(Data excerpts)
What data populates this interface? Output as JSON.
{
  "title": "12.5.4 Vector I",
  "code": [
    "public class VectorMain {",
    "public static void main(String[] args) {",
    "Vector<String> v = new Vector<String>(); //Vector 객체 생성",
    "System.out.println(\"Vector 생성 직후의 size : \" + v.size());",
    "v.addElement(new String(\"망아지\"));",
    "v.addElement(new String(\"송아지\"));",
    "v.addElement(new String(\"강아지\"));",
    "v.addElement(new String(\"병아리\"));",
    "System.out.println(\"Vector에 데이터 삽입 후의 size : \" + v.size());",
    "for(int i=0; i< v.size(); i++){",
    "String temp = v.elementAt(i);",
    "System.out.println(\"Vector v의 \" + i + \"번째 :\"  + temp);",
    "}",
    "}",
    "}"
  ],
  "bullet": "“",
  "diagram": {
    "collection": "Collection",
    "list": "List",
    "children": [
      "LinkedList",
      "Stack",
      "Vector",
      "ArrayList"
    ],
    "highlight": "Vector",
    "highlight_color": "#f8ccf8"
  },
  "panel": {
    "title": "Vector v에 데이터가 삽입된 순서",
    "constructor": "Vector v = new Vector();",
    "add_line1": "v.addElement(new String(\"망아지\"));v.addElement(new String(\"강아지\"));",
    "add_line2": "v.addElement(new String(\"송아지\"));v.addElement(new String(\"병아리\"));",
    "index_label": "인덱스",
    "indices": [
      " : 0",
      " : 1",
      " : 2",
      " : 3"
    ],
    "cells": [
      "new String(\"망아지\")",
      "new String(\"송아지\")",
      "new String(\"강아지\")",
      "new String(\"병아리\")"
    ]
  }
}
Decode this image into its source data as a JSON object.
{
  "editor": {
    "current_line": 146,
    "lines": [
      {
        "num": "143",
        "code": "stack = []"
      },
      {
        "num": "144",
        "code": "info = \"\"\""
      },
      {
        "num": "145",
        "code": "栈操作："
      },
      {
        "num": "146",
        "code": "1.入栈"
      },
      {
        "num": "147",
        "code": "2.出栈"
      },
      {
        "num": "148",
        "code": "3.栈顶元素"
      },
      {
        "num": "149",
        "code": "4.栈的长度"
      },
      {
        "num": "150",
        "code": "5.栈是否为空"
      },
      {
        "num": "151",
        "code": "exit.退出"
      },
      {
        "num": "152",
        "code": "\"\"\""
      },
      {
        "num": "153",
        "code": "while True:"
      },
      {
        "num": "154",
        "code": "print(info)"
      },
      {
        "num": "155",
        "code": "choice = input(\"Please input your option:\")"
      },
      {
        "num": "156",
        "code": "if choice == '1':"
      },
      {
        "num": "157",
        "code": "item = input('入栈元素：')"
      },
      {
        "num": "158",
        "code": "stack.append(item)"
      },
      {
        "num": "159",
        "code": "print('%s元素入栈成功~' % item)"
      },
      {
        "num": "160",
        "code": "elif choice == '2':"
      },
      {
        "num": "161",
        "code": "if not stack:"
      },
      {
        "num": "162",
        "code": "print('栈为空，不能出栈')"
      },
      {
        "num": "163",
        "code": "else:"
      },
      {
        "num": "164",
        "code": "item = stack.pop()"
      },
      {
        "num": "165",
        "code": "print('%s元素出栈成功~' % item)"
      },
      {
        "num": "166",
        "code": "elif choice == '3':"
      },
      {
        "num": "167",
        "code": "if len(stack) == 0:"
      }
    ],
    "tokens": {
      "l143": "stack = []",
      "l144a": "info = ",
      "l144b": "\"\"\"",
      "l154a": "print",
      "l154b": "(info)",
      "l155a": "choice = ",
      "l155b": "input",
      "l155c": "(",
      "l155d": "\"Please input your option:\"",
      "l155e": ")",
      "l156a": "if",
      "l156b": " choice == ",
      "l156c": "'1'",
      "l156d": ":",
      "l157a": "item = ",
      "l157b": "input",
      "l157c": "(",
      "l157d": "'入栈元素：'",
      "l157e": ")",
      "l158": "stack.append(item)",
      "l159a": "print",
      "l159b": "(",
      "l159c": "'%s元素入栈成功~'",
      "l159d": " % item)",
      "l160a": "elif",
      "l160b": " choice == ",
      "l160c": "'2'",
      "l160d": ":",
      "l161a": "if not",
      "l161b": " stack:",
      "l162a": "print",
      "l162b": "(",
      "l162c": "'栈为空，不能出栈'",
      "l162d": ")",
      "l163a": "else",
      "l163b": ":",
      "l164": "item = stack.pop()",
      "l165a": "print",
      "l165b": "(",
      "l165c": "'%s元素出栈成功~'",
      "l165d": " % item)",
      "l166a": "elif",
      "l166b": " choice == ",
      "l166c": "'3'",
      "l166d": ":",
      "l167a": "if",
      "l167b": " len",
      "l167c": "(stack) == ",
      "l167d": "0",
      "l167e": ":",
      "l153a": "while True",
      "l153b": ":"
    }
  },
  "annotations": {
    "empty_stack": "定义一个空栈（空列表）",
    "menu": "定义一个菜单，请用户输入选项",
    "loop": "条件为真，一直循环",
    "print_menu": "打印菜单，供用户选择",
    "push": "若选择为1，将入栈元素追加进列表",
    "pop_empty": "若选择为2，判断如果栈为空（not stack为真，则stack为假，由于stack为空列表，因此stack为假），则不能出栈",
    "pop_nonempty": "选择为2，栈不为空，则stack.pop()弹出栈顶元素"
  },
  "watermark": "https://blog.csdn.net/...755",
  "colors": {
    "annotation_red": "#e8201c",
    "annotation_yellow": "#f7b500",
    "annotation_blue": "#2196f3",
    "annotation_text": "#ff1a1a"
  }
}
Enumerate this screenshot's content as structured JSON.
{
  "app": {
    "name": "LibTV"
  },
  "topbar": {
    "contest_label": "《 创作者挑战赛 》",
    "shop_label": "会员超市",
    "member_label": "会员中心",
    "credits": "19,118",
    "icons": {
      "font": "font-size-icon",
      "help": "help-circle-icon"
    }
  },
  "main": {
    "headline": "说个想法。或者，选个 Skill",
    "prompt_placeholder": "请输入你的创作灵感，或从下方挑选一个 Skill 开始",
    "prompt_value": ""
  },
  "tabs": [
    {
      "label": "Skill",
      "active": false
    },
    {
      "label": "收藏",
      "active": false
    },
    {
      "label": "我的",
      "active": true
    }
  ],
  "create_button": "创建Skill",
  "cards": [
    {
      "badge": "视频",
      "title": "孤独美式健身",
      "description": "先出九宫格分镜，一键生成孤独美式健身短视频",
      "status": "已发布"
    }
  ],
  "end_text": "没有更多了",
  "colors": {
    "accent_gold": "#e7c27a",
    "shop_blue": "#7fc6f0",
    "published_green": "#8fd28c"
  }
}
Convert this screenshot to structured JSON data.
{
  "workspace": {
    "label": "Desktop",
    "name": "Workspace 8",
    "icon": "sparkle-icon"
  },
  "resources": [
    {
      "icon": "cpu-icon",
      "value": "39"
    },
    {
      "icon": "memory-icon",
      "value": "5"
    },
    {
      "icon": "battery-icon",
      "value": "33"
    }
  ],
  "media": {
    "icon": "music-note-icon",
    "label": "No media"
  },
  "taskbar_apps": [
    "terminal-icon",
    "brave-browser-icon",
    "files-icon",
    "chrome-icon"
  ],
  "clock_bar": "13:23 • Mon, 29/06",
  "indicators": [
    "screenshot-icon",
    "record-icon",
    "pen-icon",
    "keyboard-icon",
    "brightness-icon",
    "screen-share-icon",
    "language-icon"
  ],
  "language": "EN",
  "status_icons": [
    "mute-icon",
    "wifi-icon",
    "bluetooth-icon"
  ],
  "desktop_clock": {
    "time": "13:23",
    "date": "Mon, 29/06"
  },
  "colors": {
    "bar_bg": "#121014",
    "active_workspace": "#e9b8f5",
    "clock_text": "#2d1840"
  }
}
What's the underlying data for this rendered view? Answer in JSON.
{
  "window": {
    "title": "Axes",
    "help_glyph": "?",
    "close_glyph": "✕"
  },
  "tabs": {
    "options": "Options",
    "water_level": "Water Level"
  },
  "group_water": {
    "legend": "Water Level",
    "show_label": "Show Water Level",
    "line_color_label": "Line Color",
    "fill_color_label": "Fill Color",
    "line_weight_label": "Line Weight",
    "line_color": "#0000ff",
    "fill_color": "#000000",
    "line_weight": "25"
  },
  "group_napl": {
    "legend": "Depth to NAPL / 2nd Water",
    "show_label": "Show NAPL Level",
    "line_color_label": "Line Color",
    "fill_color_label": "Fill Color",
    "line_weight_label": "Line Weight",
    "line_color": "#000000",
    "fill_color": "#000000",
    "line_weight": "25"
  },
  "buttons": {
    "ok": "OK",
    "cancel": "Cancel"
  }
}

WHAT THE TASK ASKS
Report the number of lines containing the string "s元素出栈成功" and add nothing to it.

FULL ANSWER
2